--- start of ENTRIES SUPPLIED ---

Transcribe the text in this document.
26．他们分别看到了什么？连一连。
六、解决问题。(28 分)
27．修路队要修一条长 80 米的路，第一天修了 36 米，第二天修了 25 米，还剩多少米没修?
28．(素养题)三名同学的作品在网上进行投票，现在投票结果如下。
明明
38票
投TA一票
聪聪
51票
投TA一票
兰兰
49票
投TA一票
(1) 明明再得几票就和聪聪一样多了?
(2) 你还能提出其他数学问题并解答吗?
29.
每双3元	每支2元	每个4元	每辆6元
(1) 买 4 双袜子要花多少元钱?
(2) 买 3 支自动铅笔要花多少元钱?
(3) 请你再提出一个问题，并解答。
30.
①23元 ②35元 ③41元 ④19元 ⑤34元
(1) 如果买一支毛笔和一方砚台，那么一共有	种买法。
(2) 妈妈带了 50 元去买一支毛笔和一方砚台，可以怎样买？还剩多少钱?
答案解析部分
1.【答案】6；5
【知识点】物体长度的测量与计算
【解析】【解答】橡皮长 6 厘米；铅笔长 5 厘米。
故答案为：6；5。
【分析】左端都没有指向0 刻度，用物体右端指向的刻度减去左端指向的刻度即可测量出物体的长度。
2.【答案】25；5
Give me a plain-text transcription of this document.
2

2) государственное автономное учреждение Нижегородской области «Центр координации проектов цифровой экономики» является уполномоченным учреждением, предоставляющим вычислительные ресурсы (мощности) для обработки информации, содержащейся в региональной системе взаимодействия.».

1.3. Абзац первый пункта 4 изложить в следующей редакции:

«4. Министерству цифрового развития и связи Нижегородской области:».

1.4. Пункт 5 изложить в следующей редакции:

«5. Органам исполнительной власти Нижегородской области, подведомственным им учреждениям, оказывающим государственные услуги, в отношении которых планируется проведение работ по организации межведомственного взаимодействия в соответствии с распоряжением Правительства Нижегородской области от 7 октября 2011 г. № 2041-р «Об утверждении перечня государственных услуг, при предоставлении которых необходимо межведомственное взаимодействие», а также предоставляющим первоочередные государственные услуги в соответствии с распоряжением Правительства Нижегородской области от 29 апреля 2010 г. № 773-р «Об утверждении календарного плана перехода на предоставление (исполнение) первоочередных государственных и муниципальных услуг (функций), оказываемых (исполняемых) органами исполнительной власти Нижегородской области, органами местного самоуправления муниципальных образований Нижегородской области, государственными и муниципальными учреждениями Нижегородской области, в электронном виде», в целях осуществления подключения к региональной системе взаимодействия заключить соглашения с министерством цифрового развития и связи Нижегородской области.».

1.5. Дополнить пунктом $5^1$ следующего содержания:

--- end of ENTRIES SUPPLIED ---

GIVEN TASK:
Across the material above, how many lines include the string "изложить"? Only the number is wanted.

COMPLETE OUTPUT:
2